**PROVIDED DATA:**
-- -- --

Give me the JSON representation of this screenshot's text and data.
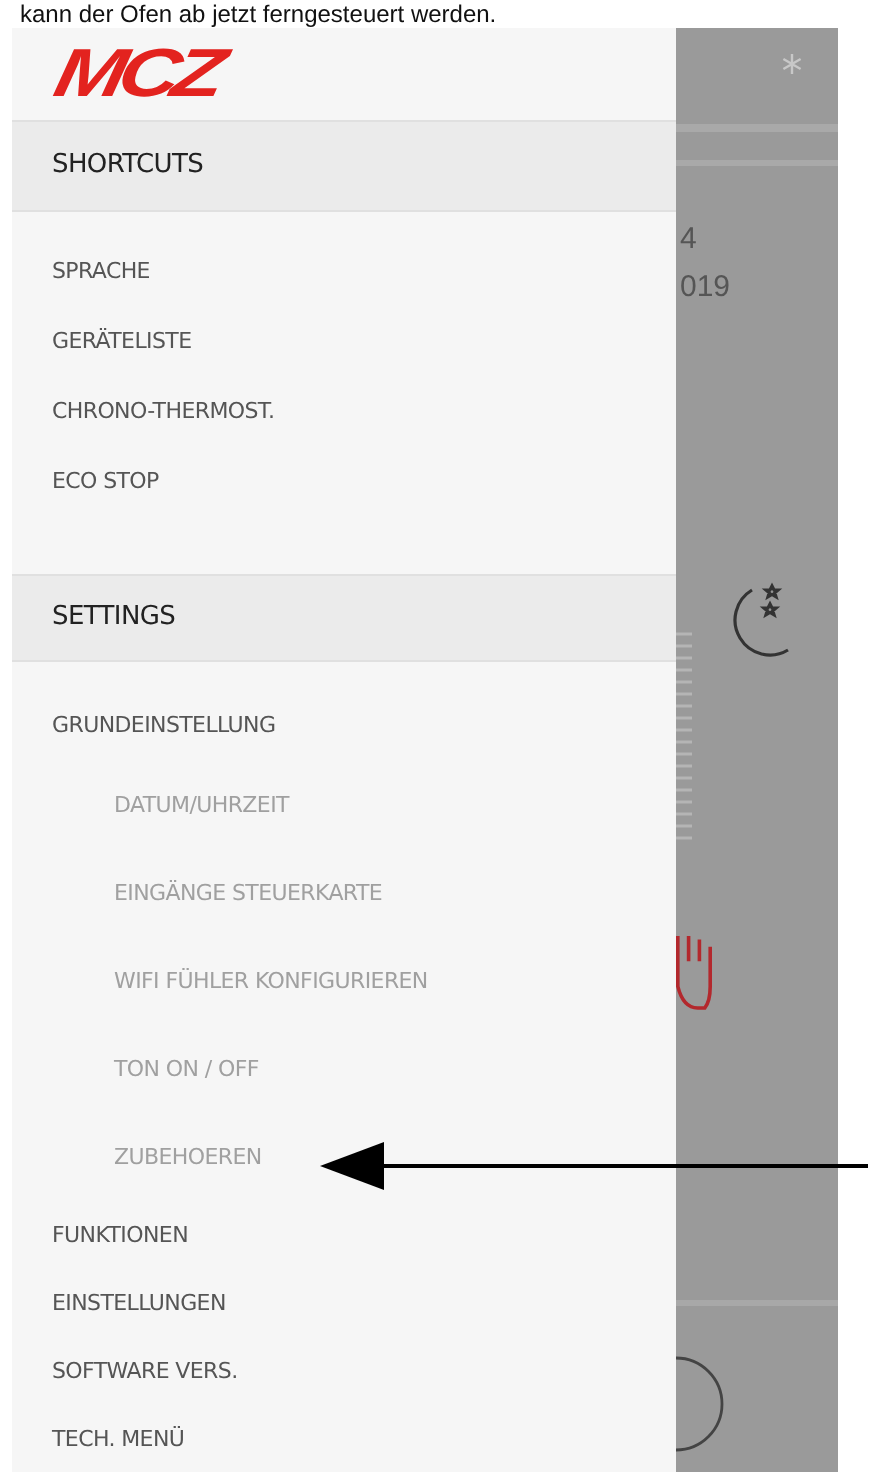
{
  "caption": "kann der Ofen ab jetzt ferngesteuert werden.",
  "logo": "MCZ",
  "shortcuts": {
    "header": "SHORTCUTS",
    "items": [
      {
        "label": "SPRACHE"
      },
      {
        "label": "GERÄTELISTE"
      },
      {
        "label": "CHRONO-THERMOST."
      },
      {
        "label": "ECO STOP"
      }
    ]
  },
  "settings": {
    "header": "SETTINGS",
    "items": [
      {
        "label": "GRUNDEINSTELLUNG",
        "children": [
          {
            "label": "DATUM/UHRZEIT"
          },
          {
            "label": "EINGÄNGE STEUERKARTE"
          },
          {
            "label": "WIFI FÜHLER KONFIGURIEREN"
          },
          {
            "label": "TON ON / OFF"
          },
          {
            "label": "ZUBEHOEREN"
          }
        ]
      },
      {
        "label": "FUNKTIONEN"
      },
      {
        "label": "EINSTELLUNGEN"
      },
      {
        "label": "SOFTWARE VERS."
      },
      {
        "label": "TECH. MENÜ"
      }
    ]
  },
  "background_texts": [
    "4",
    "019"
  ]
}
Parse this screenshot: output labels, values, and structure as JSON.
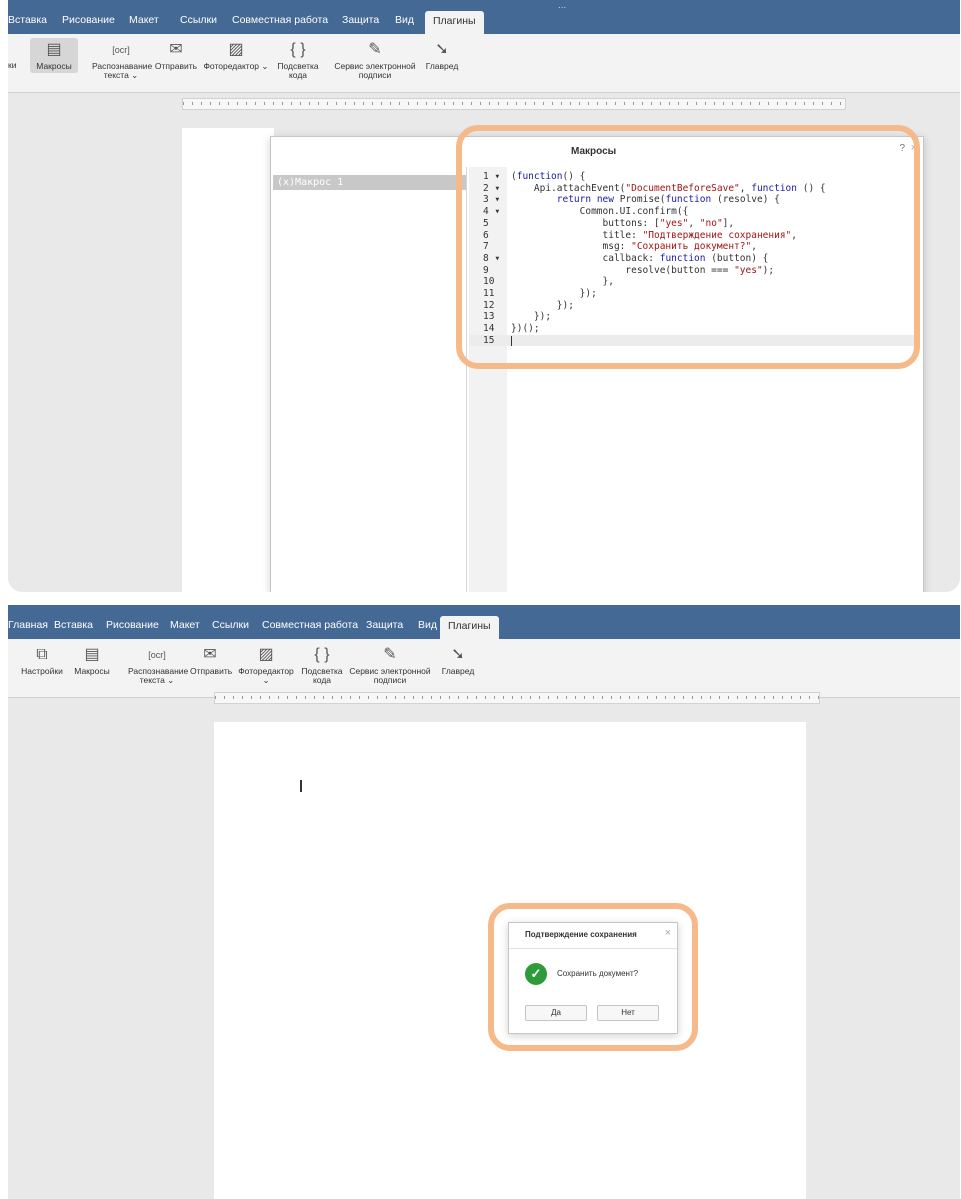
{
  "top": {
    "window_title": "...",
    "tabs": [
      "Вставка",
      "Рисование",
      "Макет",
      "Ссылки",
      "Совместная работа",
      "Защита",
      "Вид",
      "Плагины"
    ],
    "active_tab": "Плагины",
    "toolbar": [
      {
        "icon": "macros-icon",
        "label": "Макросы"
      },
      {
        "icon": "ocr-icon",
        "label": "Распознавание текста ⌄"
      },
      {
        "icon": "envelope-icon",
        "label": "Отправить"
      },
      {
        "icon": "photo-editor-icon",
        "label": "Фоторедактор ⌄"
      },
      {
        "icon": "braces-icon",
        "label": "Подсветка кода"
      },
      {
        "icon": "signature-icon",
        "label": "Сервис электронной подписи"
      },
      {
        "icon": "typograf-icon",
        "label": "Главред"
      }
    ],
    "toolbar_left_fragment": "ки",
    "macros_dialog": {
      "title": "Макросы",
      "help": "?",
      "macro_item": "(x)Макрос 1",
      "code_lines": [
        {
          "n": "1",
          "fold": "▾",
          "text": "(function() {"
        },
        {
          "n": "2",
          "fold": "▾",
          "text": "    Api.attachEvent(\"DocumentBeforeSave\", function () {"
        },
        {
          "n": "3",
          "fold": "▾",
          "text": "        return new Promise(function (resolve) {"
        },
        {
          "n": "4",
          "fold": "▾",
          "text": "            Common.UI.confirm({"
        },
        {
          "n": "5",
          "fold": "",
          "text": "                buttons: [\"yes\", \"no\"],"
        },
        {
          "n": "6",
          "fold": "",
          "text": "                title: \"Подтверждение сохранения\","
        },
        {
          "n": "7",
          "fold": "",
          "text": "                msg: \"Сохранить документ?\","
        },
        {
          "n": "8",
          "fold": "▾",
          "text": "                callback: function (button) {"
        },
        {
          "n": "9",
          "fold": "",
          "text": "                    resolve(button === \"yes\");"
        },
        {
          "n": "10",
          "fold": "",
          "text": "                },"
        },
        {
          "n": "11",
          "fold": "",
          "text": "            });"
        },
        {
          "n": "12",
          "fold": "",
          "text": "        });"
        },
        {
          "n": "13",
          "fold": "",
          "text": "    });"
        },
        {
          "n": "14",
          "fold": "",
          "text": "})();"
        },
        {
          "n": "15",
          "fold": "",
          "text": ""
        }
      ]
    }
  },
  "bottom": {
    "tabs": [
      "Главная",
      "Вставка",
      "Рисование",
      "Макет",
      "Ссылки",
      "Совместная работа",
      "Защита",
      "Вид",
      "Плагины"
    ],
    "active_tab": "Плагины",
    "toolbar": [
      {
        "icon": "puzzle-icon",
        "label": "Настройки"
      },
      {
        "icon": "macros-icon",
        "label": "Макросы"
      },
      {
        "icon": "ocr-icon",
        "label": "Распознавание текста ⌄"
      },
      {
        "icon": "envelope-icon",
        "label": "Отправить"
      },
      {
        "icon": "photo-editor-icon",
        "label": "Фоторедактор ⌄"
      },
      {
        "icon": "braces-icon",
        "label": "Подсветка кода"
      },
      {
        "icon": "signature-icon",
        "label": "Сервис электронной подписи"
      },
      {
        "icon": "typograf-icon",
        "label": "Главред"
      }
    ],
    "confirm_dialog": {
      "title": "Подтверждение сохранения",
      "message": "Сохранить документ?",
      "yes_label": "Да",
      "no_label": "Нет",
      "accent_color": "#2e9b3a"
    }
  },
  "colors": {
    "tabbar": "#446995",
    "highlight": "#f5b98a"
  }
}
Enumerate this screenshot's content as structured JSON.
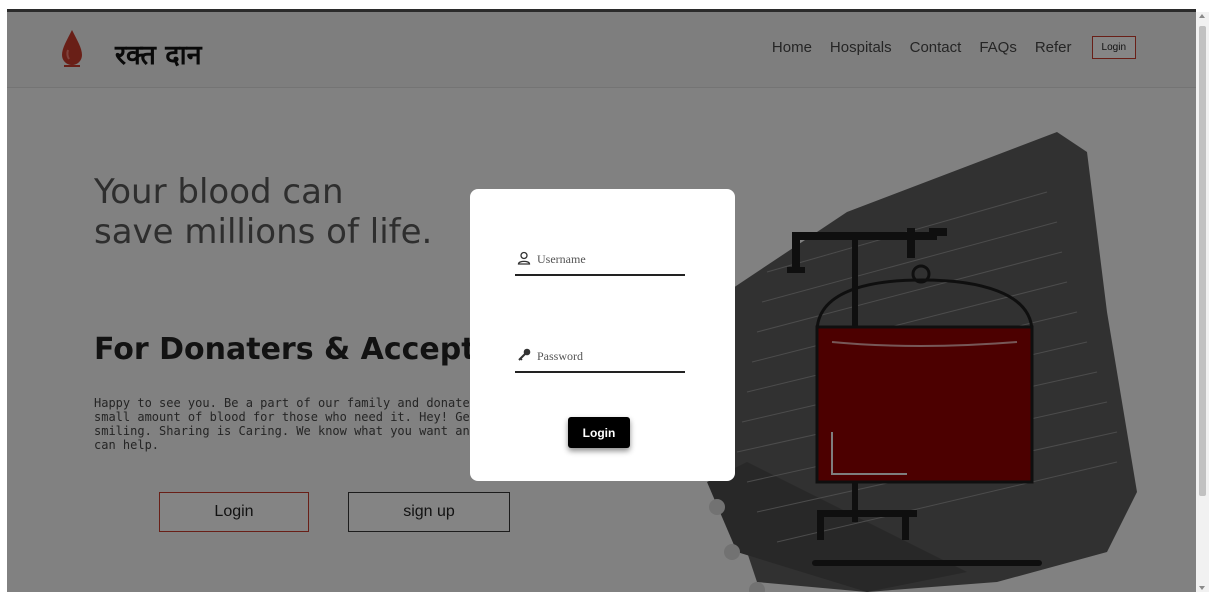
{
  "header": {
    "brand": "रक्त दान",
    "nav": [
      "Home",
      "Hospitals",
      "Contact",
      "FAQs",
      "Refer"
    ],
    "login_label": "Login",
    "logo_icon": "blood-drop-icon"
  },
  "hero": {
    "title": "Your blood can\nsave millions of life.",
    "section_title": "For Donaters & Acceptors",
    "description": "Happy to see you. Be a part of our family and donate a small amount of blood for those who need it. Hey! Get smiling. Sharing is Caring. We know what you want and we can help.",
    "login_label": "Login",
    "signup_label": "sign up"
  },
  "modal": {
    "username_placeholder": "Username",
    "password_placeholder": "Password",
    "login_label": "Login",
    "username_icon": "user-icon",
    "password_icon": "key-icon"
  },
  "colors": {
    "accent": "#c0392b",
    "blood": "#8b0000",
    "navbar": "#e6e6e6"
  }
}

-- -- --

**STATED PROBLEM:** Filter the data, keeping only the lines that contain "Сохранить".

**FINAL ANSWER:**
          "text": "                msg: \"Сохранить документ?\","
      "message": "Сохранить документ?",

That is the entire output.